◆ What needs to be done: Extract the entries in their exact form.

◆ Data listing:
------------------------------
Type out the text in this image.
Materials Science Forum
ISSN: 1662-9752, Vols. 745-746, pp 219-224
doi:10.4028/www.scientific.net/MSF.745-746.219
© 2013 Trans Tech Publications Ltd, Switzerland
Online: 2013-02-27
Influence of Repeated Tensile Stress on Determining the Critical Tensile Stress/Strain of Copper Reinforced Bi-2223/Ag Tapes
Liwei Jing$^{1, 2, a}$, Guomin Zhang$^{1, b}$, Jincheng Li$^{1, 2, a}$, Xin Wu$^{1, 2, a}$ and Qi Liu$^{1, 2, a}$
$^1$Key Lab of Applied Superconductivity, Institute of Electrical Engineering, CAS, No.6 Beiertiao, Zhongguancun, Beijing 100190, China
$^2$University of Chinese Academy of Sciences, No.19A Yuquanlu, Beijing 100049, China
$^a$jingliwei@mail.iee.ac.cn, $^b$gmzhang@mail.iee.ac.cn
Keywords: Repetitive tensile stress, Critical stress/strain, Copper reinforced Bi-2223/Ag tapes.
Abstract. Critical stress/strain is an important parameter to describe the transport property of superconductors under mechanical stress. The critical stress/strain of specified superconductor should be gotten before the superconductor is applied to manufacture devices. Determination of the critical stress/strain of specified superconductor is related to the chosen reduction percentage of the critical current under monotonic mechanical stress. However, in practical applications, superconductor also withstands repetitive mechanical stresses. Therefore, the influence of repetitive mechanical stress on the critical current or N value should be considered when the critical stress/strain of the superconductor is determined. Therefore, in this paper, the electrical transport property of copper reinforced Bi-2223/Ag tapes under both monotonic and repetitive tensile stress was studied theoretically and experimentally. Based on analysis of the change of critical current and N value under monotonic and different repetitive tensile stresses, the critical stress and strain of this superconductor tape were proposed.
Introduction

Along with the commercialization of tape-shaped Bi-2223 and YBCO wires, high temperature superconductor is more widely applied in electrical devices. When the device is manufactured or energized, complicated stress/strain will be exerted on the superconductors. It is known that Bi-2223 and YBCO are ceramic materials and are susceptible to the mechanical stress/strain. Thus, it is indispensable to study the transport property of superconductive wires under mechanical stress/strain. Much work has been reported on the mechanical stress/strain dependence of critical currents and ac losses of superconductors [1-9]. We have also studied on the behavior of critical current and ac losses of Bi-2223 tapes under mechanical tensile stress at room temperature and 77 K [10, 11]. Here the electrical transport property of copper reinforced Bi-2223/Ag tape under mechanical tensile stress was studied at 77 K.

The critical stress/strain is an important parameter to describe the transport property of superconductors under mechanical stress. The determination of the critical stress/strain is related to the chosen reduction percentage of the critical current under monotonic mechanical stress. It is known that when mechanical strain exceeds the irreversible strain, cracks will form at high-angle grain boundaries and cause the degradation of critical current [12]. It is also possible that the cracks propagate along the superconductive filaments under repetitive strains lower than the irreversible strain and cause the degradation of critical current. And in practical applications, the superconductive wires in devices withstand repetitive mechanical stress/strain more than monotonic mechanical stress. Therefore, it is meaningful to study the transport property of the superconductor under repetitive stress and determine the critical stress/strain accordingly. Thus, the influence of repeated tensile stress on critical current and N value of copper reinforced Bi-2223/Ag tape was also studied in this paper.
------------------------------
◆ Finished exercise:
Type out the text in this image.
Materials Science Forum
ISSN: 1662-9752, Vols. 745-746, pp 219-224
doi:10.4028/www.scientific.net/MSF.745-746.219
© 2013 Trans Tech Publications Ltd, Switzerland
Online: 2013-02-27
Influence of Repeated Tensile Stress on Determining the Critical Tensile Stress/Strain of Copper Reinforced Bi-2223/Ag Tapes
Liwei Jing$^{1, 2, a}$, Guomin Zhang$^{1, b}$, Jincheng Li$^{1, 2, a}$, Xin Wu$^{1, 2, a}$ and Qi Liu$^{1, 2, a}$
$^1$Key Lab of Applied Superconductivity, Institute of Electrical Engineering, CAS, No.6 Beiertiao, Zhongguancun, Beijing 100190, China
$^2$University of Chinese Academy of Sciences, No.19A Yuquanlu, Beijing 100049, China
$^a$jingliwei@mail.iee.ac.cn, $^b$gmzhang@mail.iee.ac.cn
Keywords: Repetitive tensile stress, Critical stress/strain, Copper reinforced Bi-2223/Ag tapes.
Abstract. Critical stress/strain is an important parameter to describe the transport property of superconductors under mechanical stress. The critical stress/strain of specified superconductor should be gotten before the superconductor is applied to manufacture devices. Determination of the critical stress/strain of specified superconductor is related to the chosen reduction percentage of the critical current under monotonic mechanical stress. However, in practical applications, superconductor also withstands repetitive mechanical stresses. Therefore, the influence of repetitive mechanical stress on the critical current or N value should be considered when the critical stress/strain of the superconductor is determined. Therefore, in this paper, the electrical transport property of copper reinforced Bi-2223/Ag tapes under both monotonic and repetitive tensile stress was studied theoretically and experimentally. Based on analysis of the change of critical current and N value under monotonic and different repetitive tensile stresses, the critical stress and strain of this superconductor tape were proposed.
Introduction

Along with the commercialization of tape-shaped Bi-2223 and YBCO wires, high temperature superconductor is more widely applied in electrical devices. When the device is manufactured or energized, complicated stress/strain will be exerted on the superconductors. It is known that Bi-2223 and YBCO are ceramic materials and are susceptible to the mechanical stress/strain. Thus, it is indispensable to study the transport property of superconductive wires under mechanical stress/strain. Much work has been reported on the mechanical stress/strain dependence of critical currents and ac losses of superconductors [1-9]. We have also studied on the behavior of critical current and ac losses of Bi-2223 tapes under mechanical tensile stress at room temperature and 77 K [10, 11]. Here the electrical transport property of copper reinforced Bi-2223/Ag tape under mechanical tensile stress was studied at 77 K.

The critical stress/strain is an important parameter to describe the transport property of superconductors under mechanical stress. The determination of the critical stress/strain is related to the chosen reduction percentage of the critical current under monotonic mechanical stress. It is known that when mechanical strain exceeds the irreversible strain, cracks will form at high-angle grain boundaries and cause the degradation of critical current [12]. It is also possible that the cracks propagate along the superconductive filaments under repetitive strains lower than the irreversible strain and cause the degradation of critical current. And in practical applications, the superconductive wires in devices withstand repetitive mechanical stress/strain more than monotonic mechanical stress. Therefore, it is meaningful to study the transport property of the superconductor under repetitive stress and determine the critical stress/strain accordingly. Thus, the influence of repeated tensile stress on critical current and N value of copper reinforced Bi-2223/Ag tape was also studied in this paper.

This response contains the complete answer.